>> BEGIN Data supplied

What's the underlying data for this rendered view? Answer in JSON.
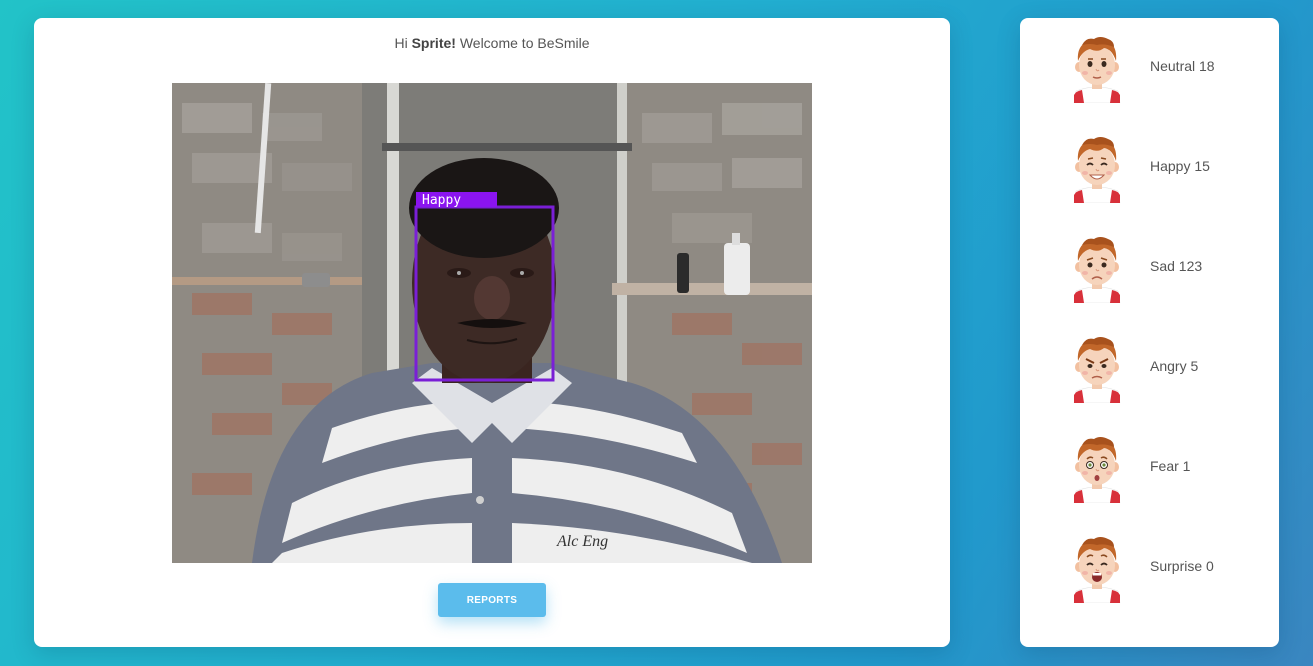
{
  "header": {
    "greeting_prefix": "Hi",
    "user_name": "Sprite!",
    "greeting_suffix": "Welcome to BeSmile"
  },
  "video": {
    "detected_emotion": "Happy",
    "shirt_text": "Alc Eng"
  },
  "actions": {
    "reports_label": "REPORTS"
  },
  "emotions": [
    {
      "name": "Neutral",
      "count": "18",
      "label": "Neutral 18",
      "icon": "neutral-face-icon"
    },
    {
      "name": "Happy",
      "count": "15",
      "label": "Happy 15",
      "icon": "happy-face-icon"
    },
    {
      "name": "Sad",
      "count": "123",
      "label": "Sad 123",
      "icon": "sad-face-icon"
    },
    {
      "name": "Angry",
      "count": "5",
      "label": "Angry 5",
      "icon": "angry-face-icon"
    },
    {
      "name": "Fear",
      "count": "1",
      "label": "Fear 1",
      "icon": "fear-face-icon"
    },
    {
      "name": "Surprise",
      "count": "0",
      "label": "Surprise 0",
      "icon": "surprise-face-icon"
    }
  ],
  "colors": {
    "accent": "#5bbcec",
    "detection_box": "#7a1fd6",
    "detection_label_bg": "#8b14f0"
  }
}
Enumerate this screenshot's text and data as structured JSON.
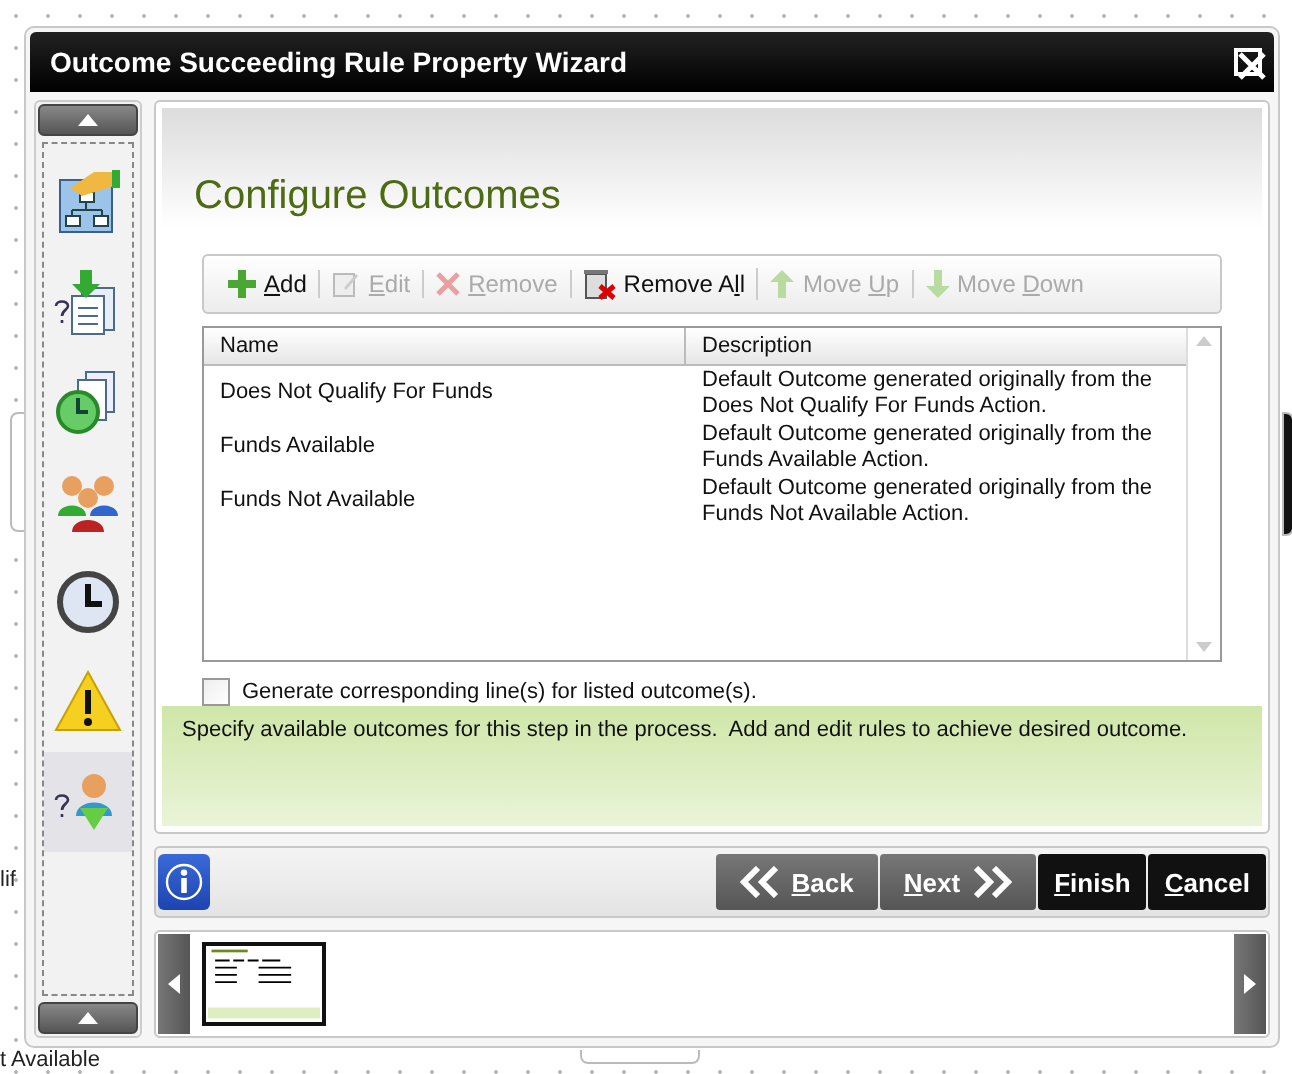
{
  "canvas": {
    "labels": [
      "lif",
      "t Available"
    ]
  },
  "window": {
    "title": "Outcome Succeeding Rule Property Wizard"
  },
  "steps": [
    {
      "kind": "flow",
      "selected": false
    },
    {
      "kind": "document",
      "selected": false
    },
    {
      "kind": "clock-documents",
      "selected": false
    },
    {
      "kind": "people",
      "selected": false
    },
    {
      "kind": "clock",
      "selected": false
    },
    {
      "kind": "warning",
      "selected": false
    },
    {
      "kind": "person",
      "selected": true
    }
  ],
  "page": {
    "title": "Configure Outcomes"
  },
  "toolbar": [
    {
      "kind": "add",
      "key": "A",
      "post": "dd",
      "disabled": false
    },
    {
      "kind": "edit",
      "key": "E",
      "post": "dit",
      "disabled": true
    },
    {
      "kind": "remove",
      "key": "R",
      "post": "emove",
      "disabled": true
    },
    {
      "kind": "remove-all",
      "pre": "Remove A",
      "key": "l",
      "post": "l",
      "disabled": false
    },
    {
      "kind": "up",
      "pre": "Move ",
      "key": "U",
      "post": "p",
      "disabled": true
    },
    {
      "kind": "down",
      "pre": "Move ",
      "key": "D",
      "post": "own",
      "disabled": true
    }
  ],
  "table": {
    "columns": [
      "Name",
      "Description"
    ],
    "rows": [
      {
        "name": "Does Not Qualify For Funds",
        "description": "Default Outcome generated originally from the Does Not Qualify For Funds Action."
      },
      {
        "name": "Funds Available",
        "description": "Default Outcome generated originally from the Funds Available Action."
      },
      {
        "name": "Funds Not Available",
        "description": "Default Outcome generated originally from the Funds Not Available Action."
      }
    ]
  },
  "generate_lines": {
    "label": "Generate corresponding line(s) for listed outcome(s).",
    "checked": false
  },
  "hint": "Specify available outcomes for this step in the process.  Add and edit rules to achieve desired outcome.",
  "nav_buttons": [
    {
      "kind": "back",
      "key": "B",
      "post": "ack"
    },
    {
      "kind": "next",
      "key": "N",
      "post": "ext"
    },
    {
      "kind": "finish",
      "key": "F",
      "post": "inish"
    },
    {
      "kind": "cancel",
      "key": "C",
      "post": "ancel"
    }
  ]
}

>> END Data supplied

● **Problem details**
Exclude all images and restate the records above word for word.

● **The answer**
What's the underlying data for this rendered view? Answer in JSON.
{
  "header": {
    "greeting_prefix": "Hi",
    "user_name": "Sprite!",
    "greeting_suffix": "Welcome to BeSmile"
  },
  "video": {
    "detected_emotion": "Happy",
    "shirt_text": "Alc Eng"
  },
  "actions": {
    "reports_label": "REPORTS"
  },
  "emotions": [
    {
      "name": "Neutral",
      "count": "18",
      "label": "Neutral 18",
      "icon": "neutral-face-icon"
    },
    {
      "name": "Happy",
      "count": "15",
      "label": "Happy 15",
      "icon": "happy-face-icon"
    },
    {
      "name": "Sad",
      "count": "123",
      "label": "Sad 123",
      "icon": "sad-face-icon"
    },
    {
      "name": "Angry",
      "count": "5",
      "label": "Angry 5",
      "icon": "angry-face-icon"
    },
    {
      "name": "Fear",
      "count": "1",
      "label": "Fear 1",
      "icon": "fear-face-icon"
    },
    {
      "name": "Surprise",
      "count": "0",
      "label": "Surprise 0",
      "icon": "surprise-face-icon"
    }
  ],
  "colors": {
    "accent": "#5bbcec",
    "detection_box": "#7a1fd6",
    "detection_label_bg": "#8b14f0"
  }
}
Enumerate this screenshot's text and data as structured JSON.
{
  "canvas": {
    "labels": [
      "lif",
      "t Available"
    ]
  },
  "window": {
    "title": "Outcome Succeeding Rule Property Wizard"
  },
  "steps": [
    {
      "kind": "flow",
      "selected": false
    },
    {
      "kind": "document",
      "selected": false
    },
    {
      "kind": "clock-documents",
      "selected": false
    },
    {
      "kind": "people",
      "selected": false
    },
    {
      "kind": "clock",
      "selected": false
    },
    {
      "kind": "warning",
      "selected": false
    },
    {
      "kind": "person",
      "selected": true
    }
  ],
  "page": {
    "title": "Configure Outcomes"
  },
  "toolbar": [
    {
      "kind": "add",
      "key": "A",
      "post": "dd",
      "disabled": false
    },
    {
      "kind": "edit",
      "key": "E",
      "post": "dit",
      "disabled": true
    },
    {
      "kind": "remove",
      "key": "R",
      "post": "emove",
      "disabled": true
    },
    {
      "kind": "remove-all",
      "pre": "Remove A",
      "key": "l",
      "post": "l",
      "disabled": false
    },
    {
      "kind": "up",
      "pre": "Move ",
      "key": "U",
      "post": "p",
      "disabled": true
    },
    {
      "kind": "down",
      "pre": "Move ",
      "key": "D",
      "post": "own",
      "disabled": true
    }
  ],
  "table": {
    "columns": [
      "Name",
      "Description"
    ],
    "rows": [
      {
        "name": "Does Not Qualify For Funds",
        "description": "Default Outcome generated originally from the Does Not Qualify For Funds Action."
      },
      {
        "name": "Funds Available",
        "description": "Default Outcome generated originally from the Funds Available Action."
      },
      {
        "name": "Funds Not Available",
        "description": "Default Outcome generated originally from the Funds Not Available Action."
      }
    ]
  },
  "generate_lines": {
    "label": "Generate corresponding line(s) for listed outcome(s).",
    "checked": false
  },
  "hint": "Specify available outcomes for this step in the process.  Add and edit rules to achieve desired outcome.",
  "nav_buttons": [
    {
      "kind": "back",
      "key": "B",
      "post": "ack"
    },
    {
      "kind": "next",
      "key": "N",
      "post": "ext"
    },
    {
      "kind": "finish",
      "key": "F",
      "post": "inish"
    },
    {
      "kind": "cancel",
      "key": "C",
      "post": "ancel"
    }
  ]
}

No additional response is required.